Exercise requirements
Copy every line from the material below that holds "this".

== Data section ==

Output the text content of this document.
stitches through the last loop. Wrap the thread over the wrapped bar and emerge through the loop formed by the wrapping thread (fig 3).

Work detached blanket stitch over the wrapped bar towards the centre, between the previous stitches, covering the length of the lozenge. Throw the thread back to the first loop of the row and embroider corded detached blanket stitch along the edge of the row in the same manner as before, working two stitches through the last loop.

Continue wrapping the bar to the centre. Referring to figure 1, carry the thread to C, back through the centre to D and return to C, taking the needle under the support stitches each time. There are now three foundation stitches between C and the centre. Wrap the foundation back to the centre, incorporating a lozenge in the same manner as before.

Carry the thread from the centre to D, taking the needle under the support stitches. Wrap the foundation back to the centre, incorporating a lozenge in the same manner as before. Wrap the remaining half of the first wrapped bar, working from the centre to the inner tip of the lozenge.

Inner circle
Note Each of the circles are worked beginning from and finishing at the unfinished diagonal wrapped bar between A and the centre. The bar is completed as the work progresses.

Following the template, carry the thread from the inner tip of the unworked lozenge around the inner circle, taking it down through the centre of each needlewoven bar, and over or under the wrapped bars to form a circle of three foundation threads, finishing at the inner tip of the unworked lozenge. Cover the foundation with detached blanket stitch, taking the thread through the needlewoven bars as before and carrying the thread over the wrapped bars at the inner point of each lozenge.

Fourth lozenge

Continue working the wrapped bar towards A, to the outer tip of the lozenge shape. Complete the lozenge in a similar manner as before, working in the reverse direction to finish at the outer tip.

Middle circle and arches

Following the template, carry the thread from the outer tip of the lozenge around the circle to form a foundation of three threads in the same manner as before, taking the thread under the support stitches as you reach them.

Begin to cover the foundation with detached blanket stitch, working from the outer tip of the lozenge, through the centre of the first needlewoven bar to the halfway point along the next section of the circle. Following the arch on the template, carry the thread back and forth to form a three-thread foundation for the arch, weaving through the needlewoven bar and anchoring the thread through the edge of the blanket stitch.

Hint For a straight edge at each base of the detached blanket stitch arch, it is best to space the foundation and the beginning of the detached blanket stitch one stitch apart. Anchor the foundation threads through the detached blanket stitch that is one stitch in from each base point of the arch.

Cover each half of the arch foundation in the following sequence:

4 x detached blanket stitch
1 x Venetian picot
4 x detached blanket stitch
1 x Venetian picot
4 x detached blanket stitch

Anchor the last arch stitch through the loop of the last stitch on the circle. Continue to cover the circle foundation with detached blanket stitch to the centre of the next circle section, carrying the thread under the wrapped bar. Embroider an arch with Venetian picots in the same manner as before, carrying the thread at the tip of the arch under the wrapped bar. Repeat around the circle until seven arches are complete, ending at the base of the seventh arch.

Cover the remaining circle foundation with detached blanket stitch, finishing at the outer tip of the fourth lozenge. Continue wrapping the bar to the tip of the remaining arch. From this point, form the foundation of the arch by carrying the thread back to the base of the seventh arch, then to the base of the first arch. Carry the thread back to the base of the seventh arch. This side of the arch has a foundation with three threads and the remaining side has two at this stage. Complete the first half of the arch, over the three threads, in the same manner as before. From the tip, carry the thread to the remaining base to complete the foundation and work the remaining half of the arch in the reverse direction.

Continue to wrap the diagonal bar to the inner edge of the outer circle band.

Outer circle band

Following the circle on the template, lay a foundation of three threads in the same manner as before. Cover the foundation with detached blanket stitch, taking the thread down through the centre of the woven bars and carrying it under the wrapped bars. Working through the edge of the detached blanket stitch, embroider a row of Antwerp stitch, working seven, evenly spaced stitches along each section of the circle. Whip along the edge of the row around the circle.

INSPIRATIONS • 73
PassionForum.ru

===

Exercise solution
Output the text content of this document.
Cover the remaining circle foundation with detached blanket stitch, finishing at the outer tip of the fourth lozenge. Continue wrapping the bar to the tip of the remaining arch. From this point, form the foundation of the arch by carrying the thread back to the base of the seventh arch, then to the base of the first arch. Carry the thread back to the base of the seventh arch. This side of the arch has a foundation with three threads and the remaining side has two at this stage. Complete the first half of the arch, over the three threads, in the same manner as before. From the tip, carry the thread to the remaining base to complete the foundation and work the remaining half of the arch in the reverse direction.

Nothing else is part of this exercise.